** Work to do **
Pull out every line below that holds the word "name".

* begin Dataset excerpts *

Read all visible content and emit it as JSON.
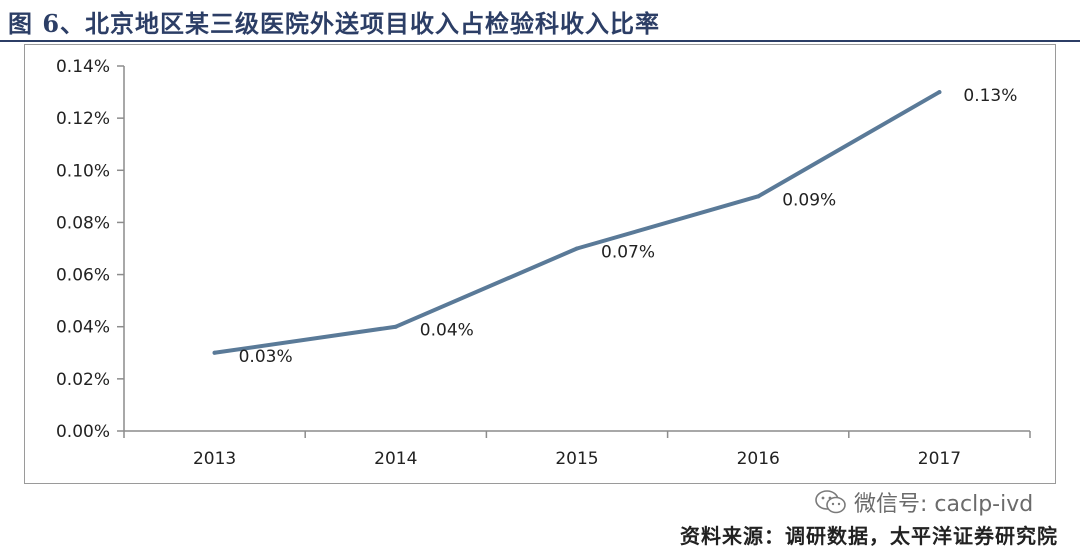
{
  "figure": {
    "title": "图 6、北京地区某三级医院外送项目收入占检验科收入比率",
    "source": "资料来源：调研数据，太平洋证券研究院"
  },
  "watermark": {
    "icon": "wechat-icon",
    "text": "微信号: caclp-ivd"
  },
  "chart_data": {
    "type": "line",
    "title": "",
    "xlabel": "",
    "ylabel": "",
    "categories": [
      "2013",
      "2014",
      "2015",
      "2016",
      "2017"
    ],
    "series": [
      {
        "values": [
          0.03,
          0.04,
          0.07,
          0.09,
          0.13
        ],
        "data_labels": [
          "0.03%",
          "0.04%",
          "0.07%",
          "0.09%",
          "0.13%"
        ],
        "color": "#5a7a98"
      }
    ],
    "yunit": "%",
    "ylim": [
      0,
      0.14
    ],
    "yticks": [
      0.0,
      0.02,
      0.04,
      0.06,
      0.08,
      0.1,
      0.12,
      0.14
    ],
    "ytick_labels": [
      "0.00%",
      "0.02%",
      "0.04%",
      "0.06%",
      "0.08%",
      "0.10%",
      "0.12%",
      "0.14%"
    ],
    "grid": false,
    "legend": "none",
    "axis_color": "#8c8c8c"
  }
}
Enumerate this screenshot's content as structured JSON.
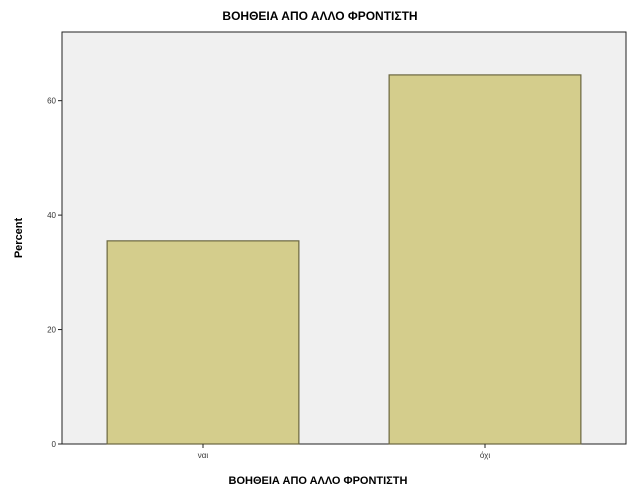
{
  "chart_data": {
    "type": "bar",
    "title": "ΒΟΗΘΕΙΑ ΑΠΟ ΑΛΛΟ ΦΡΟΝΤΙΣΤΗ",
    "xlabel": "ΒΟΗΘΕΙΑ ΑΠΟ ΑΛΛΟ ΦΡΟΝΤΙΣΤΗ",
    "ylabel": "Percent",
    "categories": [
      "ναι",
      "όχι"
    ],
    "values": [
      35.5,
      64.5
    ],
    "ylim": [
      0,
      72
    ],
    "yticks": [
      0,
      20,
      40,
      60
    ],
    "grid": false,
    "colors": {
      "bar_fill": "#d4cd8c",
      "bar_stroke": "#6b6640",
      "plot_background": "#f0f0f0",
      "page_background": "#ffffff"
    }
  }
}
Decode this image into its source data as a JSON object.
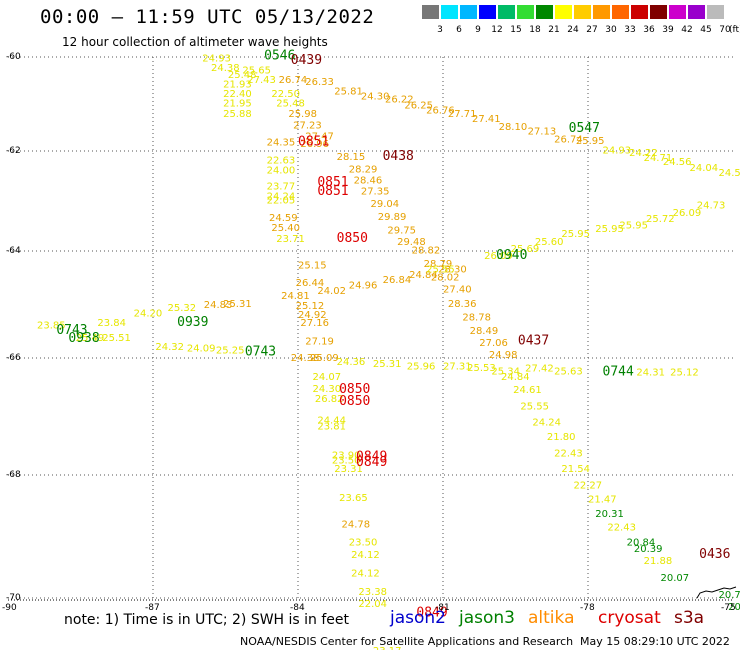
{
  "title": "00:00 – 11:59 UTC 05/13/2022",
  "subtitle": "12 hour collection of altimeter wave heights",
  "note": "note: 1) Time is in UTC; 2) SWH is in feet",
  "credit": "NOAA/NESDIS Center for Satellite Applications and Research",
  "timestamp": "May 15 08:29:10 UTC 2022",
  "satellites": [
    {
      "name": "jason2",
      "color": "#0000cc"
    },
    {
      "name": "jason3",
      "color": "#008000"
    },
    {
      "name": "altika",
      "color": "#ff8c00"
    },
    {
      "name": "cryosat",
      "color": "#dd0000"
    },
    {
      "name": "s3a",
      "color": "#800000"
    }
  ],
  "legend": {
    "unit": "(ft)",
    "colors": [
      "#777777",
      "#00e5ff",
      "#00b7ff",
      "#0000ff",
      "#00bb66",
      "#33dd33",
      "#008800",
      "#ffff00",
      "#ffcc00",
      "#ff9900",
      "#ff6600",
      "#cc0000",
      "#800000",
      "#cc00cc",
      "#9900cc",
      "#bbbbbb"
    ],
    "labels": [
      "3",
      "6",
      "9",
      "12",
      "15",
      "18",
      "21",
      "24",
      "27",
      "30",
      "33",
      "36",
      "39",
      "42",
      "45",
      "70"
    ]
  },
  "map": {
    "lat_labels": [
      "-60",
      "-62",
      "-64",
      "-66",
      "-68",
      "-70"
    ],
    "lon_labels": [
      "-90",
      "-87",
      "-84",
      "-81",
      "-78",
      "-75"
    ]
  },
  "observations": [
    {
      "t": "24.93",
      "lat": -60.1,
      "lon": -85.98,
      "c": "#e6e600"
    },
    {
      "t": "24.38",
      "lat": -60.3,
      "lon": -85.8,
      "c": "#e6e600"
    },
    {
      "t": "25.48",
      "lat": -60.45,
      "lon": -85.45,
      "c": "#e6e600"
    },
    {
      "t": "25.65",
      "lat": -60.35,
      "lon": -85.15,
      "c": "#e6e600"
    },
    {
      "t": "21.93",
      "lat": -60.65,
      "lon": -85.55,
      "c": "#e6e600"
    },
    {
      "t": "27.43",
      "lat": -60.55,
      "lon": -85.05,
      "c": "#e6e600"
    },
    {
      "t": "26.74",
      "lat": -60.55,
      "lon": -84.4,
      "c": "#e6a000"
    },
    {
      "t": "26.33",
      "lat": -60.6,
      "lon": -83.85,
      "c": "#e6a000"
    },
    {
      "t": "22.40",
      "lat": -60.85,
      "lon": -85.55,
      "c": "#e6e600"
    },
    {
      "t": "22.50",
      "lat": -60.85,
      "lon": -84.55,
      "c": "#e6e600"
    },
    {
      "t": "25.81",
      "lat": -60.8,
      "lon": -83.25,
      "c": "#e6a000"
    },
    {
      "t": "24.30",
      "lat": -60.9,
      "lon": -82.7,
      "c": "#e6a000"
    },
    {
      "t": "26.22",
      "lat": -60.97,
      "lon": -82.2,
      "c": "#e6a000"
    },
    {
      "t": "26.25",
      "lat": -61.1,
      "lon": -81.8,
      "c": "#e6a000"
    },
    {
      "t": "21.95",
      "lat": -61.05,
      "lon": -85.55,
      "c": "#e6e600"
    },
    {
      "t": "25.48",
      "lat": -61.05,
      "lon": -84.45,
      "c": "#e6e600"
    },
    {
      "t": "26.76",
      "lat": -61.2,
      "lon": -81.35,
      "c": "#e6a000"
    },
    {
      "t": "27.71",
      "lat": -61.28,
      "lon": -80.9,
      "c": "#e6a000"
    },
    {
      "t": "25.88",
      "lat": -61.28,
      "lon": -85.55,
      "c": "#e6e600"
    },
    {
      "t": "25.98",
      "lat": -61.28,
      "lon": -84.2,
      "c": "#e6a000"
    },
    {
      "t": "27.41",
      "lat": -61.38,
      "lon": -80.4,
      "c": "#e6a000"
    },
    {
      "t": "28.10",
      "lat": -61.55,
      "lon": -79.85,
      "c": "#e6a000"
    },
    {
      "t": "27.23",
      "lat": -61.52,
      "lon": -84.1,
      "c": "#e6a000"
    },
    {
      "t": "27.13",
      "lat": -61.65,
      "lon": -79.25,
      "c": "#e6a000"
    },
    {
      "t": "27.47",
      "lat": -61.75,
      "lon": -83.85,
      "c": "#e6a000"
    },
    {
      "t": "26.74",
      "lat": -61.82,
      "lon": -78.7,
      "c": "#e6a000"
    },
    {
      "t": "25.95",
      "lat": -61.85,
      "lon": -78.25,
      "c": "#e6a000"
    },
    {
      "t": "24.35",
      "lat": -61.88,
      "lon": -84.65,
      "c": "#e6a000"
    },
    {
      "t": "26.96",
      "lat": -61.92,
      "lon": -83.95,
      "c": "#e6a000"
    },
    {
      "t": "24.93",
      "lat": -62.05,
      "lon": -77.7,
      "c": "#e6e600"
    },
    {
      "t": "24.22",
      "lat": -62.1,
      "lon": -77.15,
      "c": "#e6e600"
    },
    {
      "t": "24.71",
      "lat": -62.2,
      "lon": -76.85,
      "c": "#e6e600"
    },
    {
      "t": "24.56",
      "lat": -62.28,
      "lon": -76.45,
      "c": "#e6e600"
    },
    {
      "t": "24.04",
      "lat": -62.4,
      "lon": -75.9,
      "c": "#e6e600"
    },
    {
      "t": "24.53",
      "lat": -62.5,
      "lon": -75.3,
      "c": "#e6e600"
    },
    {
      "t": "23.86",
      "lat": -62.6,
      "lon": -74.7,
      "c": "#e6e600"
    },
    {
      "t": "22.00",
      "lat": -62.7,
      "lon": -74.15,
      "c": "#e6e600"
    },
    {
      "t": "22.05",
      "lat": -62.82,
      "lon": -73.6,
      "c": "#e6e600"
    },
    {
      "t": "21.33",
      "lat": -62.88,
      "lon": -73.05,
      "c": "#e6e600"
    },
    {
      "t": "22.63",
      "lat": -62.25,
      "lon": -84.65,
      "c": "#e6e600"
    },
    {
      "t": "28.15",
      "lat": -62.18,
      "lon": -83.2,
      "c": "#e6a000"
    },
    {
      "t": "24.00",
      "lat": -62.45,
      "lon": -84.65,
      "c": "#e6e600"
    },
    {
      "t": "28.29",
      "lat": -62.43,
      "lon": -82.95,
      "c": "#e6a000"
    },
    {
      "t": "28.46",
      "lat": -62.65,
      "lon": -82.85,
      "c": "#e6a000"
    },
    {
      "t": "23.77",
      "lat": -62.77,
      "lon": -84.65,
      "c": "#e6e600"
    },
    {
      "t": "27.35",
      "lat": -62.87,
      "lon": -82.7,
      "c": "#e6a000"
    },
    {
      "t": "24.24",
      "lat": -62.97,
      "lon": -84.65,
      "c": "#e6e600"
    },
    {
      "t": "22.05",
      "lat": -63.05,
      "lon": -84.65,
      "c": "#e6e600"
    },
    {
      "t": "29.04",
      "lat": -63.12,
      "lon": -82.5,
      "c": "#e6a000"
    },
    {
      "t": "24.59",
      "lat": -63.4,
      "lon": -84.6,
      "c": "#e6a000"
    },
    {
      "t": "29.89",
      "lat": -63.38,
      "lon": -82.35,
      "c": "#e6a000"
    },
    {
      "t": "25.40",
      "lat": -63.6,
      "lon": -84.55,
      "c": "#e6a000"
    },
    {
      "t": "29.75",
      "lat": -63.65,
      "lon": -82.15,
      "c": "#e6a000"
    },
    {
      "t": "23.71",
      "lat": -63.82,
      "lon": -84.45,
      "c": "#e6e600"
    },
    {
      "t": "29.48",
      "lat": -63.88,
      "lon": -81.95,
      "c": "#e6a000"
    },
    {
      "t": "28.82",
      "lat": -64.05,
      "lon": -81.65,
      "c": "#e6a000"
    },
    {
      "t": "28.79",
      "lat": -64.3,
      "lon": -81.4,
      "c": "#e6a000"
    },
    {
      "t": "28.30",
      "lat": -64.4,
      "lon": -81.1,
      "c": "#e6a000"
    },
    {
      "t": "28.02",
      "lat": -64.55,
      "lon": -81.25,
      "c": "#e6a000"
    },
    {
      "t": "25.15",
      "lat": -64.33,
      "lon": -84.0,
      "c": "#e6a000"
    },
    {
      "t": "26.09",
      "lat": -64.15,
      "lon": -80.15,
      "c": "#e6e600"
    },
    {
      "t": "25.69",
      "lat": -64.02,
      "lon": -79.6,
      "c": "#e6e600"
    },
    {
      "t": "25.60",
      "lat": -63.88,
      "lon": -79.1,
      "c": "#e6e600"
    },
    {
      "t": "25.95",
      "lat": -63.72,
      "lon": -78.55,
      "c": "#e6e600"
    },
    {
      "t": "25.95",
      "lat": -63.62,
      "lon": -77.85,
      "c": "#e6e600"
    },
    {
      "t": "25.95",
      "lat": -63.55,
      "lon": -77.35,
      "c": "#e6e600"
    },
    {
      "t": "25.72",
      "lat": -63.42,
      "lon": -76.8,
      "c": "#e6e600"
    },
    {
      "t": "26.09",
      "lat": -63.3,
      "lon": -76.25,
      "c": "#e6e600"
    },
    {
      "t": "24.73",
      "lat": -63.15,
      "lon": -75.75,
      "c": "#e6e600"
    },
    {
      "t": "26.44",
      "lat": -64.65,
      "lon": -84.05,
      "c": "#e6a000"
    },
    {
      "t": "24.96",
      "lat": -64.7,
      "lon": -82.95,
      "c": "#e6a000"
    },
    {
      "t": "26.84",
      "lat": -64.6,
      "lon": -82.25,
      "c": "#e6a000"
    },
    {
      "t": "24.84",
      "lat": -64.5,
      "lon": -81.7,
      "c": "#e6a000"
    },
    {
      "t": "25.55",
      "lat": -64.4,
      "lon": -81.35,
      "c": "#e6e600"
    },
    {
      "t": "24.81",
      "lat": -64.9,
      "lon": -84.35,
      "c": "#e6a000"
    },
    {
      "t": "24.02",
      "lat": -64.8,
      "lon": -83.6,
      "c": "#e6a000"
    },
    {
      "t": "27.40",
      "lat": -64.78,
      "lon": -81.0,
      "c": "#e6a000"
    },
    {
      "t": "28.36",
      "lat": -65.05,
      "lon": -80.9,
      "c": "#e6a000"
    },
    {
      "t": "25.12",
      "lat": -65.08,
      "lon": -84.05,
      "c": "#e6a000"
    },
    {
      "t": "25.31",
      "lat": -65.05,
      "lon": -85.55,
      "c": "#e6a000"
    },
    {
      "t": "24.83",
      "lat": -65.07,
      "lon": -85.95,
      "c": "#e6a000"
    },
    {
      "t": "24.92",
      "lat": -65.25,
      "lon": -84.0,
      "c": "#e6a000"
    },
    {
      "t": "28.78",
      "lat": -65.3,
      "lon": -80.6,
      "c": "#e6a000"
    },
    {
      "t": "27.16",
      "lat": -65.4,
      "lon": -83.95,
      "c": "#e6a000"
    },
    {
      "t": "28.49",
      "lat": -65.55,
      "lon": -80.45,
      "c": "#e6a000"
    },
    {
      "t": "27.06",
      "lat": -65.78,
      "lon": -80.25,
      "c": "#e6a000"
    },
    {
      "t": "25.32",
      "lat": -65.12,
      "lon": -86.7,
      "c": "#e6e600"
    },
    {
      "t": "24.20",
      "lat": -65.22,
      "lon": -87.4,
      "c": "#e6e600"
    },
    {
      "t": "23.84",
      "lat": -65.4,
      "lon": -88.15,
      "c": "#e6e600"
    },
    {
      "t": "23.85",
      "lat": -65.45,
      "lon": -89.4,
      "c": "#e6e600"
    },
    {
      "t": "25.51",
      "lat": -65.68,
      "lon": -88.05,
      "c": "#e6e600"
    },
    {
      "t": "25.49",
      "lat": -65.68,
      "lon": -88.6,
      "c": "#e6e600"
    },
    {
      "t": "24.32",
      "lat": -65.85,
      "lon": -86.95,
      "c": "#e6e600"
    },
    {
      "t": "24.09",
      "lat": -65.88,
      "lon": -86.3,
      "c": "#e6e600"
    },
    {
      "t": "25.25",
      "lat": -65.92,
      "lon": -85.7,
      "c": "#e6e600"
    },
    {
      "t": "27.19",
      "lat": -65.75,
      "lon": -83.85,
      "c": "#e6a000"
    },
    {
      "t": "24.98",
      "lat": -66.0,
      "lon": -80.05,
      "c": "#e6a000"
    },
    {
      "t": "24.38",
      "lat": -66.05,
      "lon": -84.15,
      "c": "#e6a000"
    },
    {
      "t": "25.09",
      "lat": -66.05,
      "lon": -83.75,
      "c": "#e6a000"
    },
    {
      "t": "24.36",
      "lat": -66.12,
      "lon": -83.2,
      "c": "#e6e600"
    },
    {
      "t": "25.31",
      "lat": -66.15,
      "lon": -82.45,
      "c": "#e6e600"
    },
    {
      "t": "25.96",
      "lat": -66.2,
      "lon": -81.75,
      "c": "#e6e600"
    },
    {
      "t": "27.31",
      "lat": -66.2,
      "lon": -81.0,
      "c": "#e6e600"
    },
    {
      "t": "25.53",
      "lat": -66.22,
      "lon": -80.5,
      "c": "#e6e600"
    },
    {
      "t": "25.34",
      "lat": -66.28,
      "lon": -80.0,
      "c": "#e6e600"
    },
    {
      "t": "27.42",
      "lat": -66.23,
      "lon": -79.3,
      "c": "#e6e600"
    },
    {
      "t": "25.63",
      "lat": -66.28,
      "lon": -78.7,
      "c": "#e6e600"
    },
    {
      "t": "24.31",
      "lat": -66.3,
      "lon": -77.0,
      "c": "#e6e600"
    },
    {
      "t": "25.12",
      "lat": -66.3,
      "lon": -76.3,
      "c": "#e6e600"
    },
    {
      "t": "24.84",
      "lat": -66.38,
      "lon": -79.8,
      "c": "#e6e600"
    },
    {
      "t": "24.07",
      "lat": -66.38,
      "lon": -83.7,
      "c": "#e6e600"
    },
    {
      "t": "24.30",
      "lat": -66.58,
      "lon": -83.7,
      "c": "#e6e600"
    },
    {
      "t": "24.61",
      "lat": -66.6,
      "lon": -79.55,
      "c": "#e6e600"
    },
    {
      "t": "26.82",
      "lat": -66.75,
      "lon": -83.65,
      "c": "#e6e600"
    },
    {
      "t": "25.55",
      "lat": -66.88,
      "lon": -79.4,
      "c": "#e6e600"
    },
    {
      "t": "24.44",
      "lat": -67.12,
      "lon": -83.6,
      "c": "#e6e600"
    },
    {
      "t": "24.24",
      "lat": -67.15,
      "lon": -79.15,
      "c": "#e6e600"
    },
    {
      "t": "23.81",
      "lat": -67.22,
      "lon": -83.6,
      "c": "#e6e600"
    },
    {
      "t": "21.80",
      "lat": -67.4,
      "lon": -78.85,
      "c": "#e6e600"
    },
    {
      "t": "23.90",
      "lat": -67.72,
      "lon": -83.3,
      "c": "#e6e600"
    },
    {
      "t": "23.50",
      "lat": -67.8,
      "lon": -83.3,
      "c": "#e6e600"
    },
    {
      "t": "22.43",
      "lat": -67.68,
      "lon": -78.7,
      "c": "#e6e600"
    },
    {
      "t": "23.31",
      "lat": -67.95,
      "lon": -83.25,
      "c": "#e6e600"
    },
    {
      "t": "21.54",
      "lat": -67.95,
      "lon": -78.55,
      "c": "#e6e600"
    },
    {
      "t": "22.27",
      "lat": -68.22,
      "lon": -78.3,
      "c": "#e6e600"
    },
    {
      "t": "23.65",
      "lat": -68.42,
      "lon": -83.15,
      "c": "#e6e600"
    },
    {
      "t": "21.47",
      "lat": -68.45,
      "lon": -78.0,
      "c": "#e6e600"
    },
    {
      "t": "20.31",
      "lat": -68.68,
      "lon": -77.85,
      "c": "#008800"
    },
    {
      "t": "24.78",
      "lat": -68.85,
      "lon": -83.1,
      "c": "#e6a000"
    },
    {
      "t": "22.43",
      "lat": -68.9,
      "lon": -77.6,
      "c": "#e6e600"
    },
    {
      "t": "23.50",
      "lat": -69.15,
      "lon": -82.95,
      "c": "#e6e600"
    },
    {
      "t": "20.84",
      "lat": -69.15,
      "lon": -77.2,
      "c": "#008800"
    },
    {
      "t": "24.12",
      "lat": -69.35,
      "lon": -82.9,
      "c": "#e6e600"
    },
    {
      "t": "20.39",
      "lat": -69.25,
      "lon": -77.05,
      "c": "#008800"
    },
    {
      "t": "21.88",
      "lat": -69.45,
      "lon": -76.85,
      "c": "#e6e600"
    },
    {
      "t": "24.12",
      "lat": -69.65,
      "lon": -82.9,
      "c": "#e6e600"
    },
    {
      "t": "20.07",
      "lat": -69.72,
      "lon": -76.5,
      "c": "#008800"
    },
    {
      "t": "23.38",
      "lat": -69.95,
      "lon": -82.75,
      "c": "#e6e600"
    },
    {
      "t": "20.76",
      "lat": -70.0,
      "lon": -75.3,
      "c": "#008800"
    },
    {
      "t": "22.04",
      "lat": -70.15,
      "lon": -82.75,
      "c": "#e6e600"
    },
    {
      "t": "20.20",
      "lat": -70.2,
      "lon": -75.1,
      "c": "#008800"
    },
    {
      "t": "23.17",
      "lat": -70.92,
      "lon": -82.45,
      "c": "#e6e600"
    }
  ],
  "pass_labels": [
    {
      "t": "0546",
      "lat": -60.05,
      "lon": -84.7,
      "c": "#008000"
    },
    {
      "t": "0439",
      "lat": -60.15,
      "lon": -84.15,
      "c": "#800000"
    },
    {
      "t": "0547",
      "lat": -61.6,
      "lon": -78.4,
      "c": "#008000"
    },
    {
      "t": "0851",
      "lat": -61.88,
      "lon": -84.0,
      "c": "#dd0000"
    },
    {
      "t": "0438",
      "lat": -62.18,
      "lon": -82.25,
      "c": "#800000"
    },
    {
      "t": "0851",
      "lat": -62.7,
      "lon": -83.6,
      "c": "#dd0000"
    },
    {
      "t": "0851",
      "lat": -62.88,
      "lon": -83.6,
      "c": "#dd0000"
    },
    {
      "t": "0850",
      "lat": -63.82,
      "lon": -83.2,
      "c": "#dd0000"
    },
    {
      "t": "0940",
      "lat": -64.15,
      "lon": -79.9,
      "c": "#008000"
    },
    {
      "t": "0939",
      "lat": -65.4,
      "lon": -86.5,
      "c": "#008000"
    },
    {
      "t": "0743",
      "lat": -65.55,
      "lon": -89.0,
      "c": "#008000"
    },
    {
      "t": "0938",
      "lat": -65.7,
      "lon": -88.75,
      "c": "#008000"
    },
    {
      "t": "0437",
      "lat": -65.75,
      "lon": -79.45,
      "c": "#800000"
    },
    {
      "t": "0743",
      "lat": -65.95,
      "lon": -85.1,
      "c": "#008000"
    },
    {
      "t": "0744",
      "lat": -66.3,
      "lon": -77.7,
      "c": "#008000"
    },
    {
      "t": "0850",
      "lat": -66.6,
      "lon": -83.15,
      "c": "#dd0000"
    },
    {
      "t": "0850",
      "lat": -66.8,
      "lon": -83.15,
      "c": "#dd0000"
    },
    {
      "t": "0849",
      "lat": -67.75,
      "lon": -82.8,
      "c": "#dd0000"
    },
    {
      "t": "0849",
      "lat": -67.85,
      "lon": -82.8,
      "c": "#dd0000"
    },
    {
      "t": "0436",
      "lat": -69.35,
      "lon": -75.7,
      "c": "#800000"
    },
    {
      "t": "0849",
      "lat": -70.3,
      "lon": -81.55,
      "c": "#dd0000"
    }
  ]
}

* end Dataset excerpts *

** Solution **
      "name": "jason2",
      "name": "jason3",
      "name": "altika",
      "name": "cryosat",
      "name": "s3a",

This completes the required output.